The humble Petition of the Apprentices of London, and Parts adjacent, was this Day read; desiring some Days to be appointed for lawful Recreations.

Resolved, &c. That the Second Tuesday in every Month shall be appointed for a Day of Recreation for all young Scholars, Apprentices, and Servants throughout the Kingdom; and that an Ordinance be prepared, and speedily brought in, to this Purpose.

Mr. Gott, Mr. Reynolds, Mr. Allen, Colonel James Temple, Mr. Weaver, Mr. Ball, Lieutenant General Cromwell;

This Committee, or any Three of them, are to prepare this Ordinance for Days of Recreation, and for suppressing the Observation of Festivals and Holy Days: And are to meet when and where they please.

‘House of Commons Journal Volume 5: 20 April 1647’, Journal of the House of Commons: volume 5: 1646-1648 (1802), p. 148.

Finally on 8 June 1647, Parliament agreed an “Ordinance for the abolition of Holy Days and the establishment of Days of Recreation in lieu of them“. Christmas, Easter, Whitsuntide and other feast days were formally abolished. The second Tuesday of every month was allotted as a day of recreation for apprentices.

However, this didn’t go far enough for the apprentices. On 22 June they presented yet another petition to Parliament, complaining that the legislation was flawed and that it was being disobeyed by their masters. They attached a list of demands to be added to the legislation:

  • That shops should be forced to close every second Tuesday of the month.
  • Apprentices should not be allowed to disobey their masters so long as there was an exceptional reason why they needed to work.
  • Apprentices who abuse a recreation day should be deprived of the next one.
  • Recreations shouldn’t happen outside of eight in the morning and eight at night.
  • Apprentices causing trouble on a recreation day should face the full consequences of the law.

### DIRECTION A
Copy the text on the 1647 apprentices' petition for recreation days word for word, in full.
### DIRECTION B
Write out the lines of the records word for word, starting at the first line of the records and ending at the line containing "point-series-1-upper [73, 186, 82, 195]", with both of those lines included.
The text has no connection to the records.

### TASK INPUT
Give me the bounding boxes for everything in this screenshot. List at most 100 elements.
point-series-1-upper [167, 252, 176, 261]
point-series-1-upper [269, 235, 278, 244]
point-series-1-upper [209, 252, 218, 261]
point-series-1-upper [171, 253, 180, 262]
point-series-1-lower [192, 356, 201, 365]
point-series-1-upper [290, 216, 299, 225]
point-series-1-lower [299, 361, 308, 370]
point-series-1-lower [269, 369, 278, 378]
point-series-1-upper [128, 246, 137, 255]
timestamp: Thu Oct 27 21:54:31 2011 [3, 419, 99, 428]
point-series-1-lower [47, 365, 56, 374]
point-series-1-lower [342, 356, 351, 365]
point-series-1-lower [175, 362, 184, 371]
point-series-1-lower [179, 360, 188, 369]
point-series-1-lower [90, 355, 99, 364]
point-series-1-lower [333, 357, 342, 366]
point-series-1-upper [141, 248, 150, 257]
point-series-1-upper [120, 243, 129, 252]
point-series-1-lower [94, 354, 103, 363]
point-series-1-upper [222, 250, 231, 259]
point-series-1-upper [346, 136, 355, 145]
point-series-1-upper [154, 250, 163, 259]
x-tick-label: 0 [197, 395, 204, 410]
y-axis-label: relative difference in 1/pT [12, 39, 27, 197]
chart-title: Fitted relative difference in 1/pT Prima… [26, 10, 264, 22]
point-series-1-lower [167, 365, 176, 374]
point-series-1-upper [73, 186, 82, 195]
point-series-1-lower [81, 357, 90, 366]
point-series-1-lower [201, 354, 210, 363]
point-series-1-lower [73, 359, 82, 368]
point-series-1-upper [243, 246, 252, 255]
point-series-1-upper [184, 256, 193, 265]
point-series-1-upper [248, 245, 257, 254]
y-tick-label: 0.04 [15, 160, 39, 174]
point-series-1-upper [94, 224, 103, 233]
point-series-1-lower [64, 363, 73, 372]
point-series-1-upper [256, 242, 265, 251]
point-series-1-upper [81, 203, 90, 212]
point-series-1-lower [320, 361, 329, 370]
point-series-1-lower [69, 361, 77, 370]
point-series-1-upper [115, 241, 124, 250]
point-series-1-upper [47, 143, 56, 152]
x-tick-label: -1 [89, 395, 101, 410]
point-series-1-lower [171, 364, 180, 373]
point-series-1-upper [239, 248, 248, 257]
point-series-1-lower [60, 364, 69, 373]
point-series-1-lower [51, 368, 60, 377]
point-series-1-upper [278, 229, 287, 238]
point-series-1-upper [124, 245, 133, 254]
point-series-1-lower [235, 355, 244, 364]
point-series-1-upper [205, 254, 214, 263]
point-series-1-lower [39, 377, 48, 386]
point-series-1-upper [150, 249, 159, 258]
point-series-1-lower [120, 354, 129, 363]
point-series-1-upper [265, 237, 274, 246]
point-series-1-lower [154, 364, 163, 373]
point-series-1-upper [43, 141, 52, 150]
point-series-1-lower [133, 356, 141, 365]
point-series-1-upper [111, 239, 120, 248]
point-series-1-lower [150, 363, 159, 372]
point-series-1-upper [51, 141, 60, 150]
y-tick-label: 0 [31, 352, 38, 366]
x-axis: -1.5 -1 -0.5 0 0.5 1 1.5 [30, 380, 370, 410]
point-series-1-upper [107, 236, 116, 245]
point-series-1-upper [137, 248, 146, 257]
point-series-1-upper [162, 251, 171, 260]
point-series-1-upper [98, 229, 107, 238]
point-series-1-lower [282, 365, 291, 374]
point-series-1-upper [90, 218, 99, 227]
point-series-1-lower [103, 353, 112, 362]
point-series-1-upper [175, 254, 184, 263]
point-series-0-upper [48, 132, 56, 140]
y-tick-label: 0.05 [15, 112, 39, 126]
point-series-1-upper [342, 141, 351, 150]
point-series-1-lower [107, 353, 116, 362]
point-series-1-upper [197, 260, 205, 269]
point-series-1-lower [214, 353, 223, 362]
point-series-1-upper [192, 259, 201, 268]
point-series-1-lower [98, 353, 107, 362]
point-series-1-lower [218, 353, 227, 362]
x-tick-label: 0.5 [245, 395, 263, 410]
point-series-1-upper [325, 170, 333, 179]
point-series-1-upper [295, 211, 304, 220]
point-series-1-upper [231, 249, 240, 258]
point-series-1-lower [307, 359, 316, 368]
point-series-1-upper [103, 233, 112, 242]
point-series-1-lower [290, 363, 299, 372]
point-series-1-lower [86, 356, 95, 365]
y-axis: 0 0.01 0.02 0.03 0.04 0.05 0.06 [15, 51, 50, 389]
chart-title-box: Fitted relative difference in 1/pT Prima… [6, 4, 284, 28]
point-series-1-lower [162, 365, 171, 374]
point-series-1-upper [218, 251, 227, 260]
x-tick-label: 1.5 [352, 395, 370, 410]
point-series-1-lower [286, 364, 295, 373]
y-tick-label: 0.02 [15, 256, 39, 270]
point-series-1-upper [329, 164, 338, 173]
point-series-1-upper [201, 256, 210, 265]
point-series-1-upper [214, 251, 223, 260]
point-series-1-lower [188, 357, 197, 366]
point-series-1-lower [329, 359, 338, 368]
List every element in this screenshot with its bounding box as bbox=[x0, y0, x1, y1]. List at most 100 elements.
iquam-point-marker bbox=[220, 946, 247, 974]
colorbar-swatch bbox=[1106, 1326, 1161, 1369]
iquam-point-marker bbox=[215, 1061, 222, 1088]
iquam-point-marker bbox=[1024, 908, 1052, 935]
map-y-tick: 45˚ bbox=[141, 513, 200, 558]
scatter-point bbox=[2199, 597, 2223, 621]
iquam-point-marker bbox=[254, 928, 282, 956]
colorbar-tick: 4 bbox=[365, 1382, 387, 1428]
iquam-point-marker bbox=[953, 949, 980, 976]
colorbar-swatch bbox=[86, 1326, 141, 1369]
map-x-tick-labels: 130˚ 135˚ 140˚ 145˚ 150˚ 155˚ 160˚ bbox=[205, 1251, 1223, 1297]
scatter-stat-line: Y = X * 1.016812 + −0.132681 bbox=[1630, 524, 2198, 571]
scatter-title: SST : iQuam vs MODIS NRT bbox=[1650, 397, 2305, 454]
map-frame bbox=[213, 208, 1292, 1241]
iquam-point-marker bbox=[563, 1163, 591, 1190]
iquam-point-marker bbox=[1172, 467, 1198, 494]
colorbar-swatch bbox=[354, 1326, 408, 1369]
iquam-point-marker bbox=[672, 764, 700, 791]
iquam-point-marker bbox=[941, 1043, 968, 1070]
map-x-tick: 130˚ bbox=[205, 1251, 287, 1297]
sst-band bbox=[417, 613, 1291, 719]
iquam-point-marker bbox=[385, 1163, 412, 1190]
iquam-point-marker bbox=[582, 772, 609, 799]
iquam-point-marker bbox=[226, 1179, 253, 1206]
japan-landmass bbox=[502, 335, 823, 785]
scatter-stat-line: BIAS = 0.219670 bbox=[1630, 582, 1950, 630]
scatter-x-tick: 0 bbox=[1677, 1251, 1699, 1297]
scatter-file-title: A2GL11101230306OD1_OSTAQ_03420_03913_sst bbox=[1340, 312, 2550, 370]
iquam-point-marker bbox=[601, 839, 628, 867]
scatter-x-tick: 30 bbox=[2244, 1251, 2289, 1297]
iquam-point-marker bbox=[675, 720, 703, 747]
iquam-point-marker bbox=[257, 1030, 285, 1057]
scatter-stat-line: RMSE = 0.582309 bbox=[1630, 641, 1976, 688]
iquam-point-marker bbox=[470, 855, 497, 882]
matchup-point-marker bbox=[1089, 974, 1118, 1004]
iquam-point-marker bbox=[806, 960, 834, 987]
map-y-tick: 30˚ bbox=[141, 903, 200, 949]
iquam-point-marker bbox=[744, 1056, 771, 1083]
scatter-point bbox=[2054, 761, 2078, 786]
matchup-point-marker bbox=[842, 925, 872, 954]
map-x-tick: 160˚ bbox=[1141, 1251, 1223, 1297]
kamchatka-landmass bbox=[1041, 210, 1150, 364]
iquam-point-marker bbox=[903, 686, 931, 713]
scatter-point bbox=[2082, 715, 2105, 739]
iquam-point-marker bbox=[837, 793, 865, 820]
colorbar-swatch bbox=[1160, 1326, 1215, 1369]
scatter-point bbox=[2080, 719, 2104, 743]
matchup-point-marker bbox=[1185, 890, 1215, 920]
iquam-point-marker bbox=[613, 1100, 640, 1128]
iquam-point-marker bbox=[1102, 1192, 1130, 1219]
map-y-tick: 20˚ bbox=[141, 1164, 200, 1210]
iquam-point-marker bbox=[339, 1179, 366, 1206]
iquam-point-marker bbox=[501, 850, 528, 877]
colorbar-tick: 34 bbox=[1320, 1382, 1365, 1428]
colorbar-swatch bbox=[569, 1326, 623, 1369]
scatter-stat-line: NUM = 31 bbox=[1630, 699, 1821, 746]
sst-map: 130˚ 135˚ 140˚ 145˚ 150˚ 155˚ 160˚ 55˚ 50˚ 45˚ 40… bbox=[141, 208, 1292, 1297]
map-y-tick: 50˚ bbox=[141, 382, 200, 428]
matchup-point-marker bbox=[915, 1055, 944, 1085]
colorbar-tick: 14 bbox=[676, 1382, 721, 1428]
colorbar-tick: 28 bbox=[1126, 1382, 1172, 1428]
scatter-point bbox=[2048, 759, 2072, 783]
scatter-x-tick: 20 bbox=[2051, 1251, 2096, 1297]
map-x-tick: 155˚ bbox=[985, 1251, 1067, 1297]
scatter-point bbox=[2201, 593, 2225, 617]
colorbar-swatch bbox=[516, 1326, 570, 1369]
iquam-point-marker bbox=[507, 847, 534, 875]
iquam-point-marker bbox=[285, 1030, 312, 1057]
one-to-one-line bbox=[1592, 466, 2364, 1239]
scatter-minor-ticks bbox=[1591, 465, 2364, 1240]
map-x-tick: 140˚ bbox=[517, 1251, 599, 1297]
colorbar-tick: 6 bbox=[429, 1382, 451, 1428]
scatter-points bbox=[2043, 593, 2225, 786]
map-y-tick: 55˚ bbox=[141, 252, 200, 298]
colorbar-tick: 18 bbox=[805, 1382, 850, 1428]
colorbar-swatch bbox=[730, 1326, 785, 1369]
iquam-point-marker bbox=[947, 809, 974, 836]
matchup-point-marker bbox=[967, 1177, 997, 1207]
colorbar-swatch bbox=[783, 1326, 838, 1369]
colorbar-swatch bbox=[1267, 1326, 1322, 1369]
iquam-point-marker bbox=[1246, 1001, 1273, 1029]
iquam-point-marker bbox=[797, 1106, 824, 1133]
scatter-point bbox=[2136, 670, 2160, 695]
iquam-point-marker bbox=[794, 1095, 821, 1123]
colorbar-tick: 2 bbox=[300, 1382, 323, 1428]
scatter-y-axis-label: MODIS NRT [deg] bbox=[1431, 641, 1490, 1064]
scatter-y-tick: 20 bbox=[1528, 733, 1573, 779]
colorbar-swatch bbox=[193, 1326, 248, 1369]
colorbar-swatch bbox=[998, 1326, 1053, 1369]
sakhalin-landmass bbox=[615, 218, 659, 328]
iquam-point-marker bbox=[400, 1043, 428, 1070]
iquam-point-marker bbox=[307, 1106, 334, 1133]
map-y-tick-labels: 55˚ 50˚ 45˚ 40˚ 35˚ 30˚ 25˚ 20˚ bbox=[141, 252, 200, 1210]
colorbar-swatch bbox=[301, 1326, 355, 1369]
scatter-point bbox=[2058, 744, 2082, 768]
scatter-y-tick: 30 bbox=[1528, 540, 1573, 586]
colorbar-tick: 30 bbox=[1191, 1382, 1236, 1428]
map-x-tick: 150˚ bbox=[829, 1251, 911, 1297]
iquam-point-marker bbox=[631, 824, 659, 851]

### WRITTEN REPLY A
The humble Petition of the Apprentices of London, and Parts adjacent, was this Day read; desiring some Days to be appointed for lawful Recreations.

Resolved, &c. That the Second Tuesday in every Month shall be appointed for a Day of Recreation for all young Scholars, Apprentices, and Servants throughout the Kingdom; and that an Ordinance be prepared, and speedily brought in, to this Purpose.

Mr. Gott, Mr. Reynolds, Mr. Allen, Colonel James Temple, Mr. Weaver, Mr. Ball, Lieutenant General Cromwell;

This Committee, or any Three of them, are to prepare this Ordinance for Days of Recreation, and for suppressing the Observation of Festivals and Holy Days: And are to meet when and where they please.

‘House of Commons Journal Volume 5: 20 April 1647’, Journal of the House of Commons: volume 5: 1646-1648 (1802), p. 148.

Finally on 8 June 1647, Parliament agreed an “Ordinance for the abolition of Holy Days and the establishment of Days of Recreation in lieu of them“. Christmas, Easter, Whitsuntide and other feast days were formally abolished. The second Tuesday of every month was allotted as a day of recreation for apprentices.

However, this didn’t go far enough for the apprentices. On 22 June they presented yet another petition to Parliament, complaining that the legislation was flawed and that it was being disobeyed by their masters. They attached a list of demands to be added to the legislation:

  • That shops should be forced to close every second Tuesday of the month.
  • Apprentices should not be allowed to disobey their masters so long as there was an exceptional reason why they needed to work.
  • Apprentices who abuse a recreation day should be deprived of the next one.
  • Recreations shouldn’t happen outside of eight in the morning and eight at night.
  • Apprentices causing trouble on a recreation day should face the full consequences of the law.

### WRITTEN REPLY B
Give me the bounding boxes for everything in this screenshot. List at most 100 elements.
point-series-1-upper [167, 252, 176, 261]
point-series-1-upper [269, 235, 278, 244]
point-series-1-upper [209, 252, 218, 261]
point-series-1-upper [171, 253, 180, 262]
point-series-1-lower [192, 356, 201, 365]
point-series-1-upper [290, 216, 299, 225]
point-series-1-lower [299, 361, 308, 370]
point-series-1-lower [269, 369, 278, 378]
point-series-1-upper [128, 246, 137, 255]
timestamp: Thu Oct 27 21:54:31 2011 [3, 419, 99, 428]
point-series-1-lower [47, 365, 56, 374]
point-series-1-lower [342, 356, 351, 365]
point-series-1-lower [175, 362, 184, 371]
point-series-1-lower [179, 360, 188, 369]
point-series-1-lower [90, 355, 99, 364]
point-series-1-lower [333, 357, 342, 366]
point-series-1-upper [141, 248, 150, 257]
point-series-1-upper [120, 243, 129, 252]
point-series-1-lower [94, 354, 103, 363]
point-series-1-upper [222, 250, 231, 259]
point-series-1-upper [346, 136, 355, 145]
point-series-1-upper [154, 250, 163, 259]
x-tick-label: 0 [197, 395, 204, 410]
y-axis-label: relative difference in 1/pT [12, 39, 27, 197]
chart-title: Fitted relative difference in 1/pT Prima… [26, 10, 264, 22]
point-series-1-lower [167, 365, 176, 374]
point-series-1-upper [73, 186, 82, 195]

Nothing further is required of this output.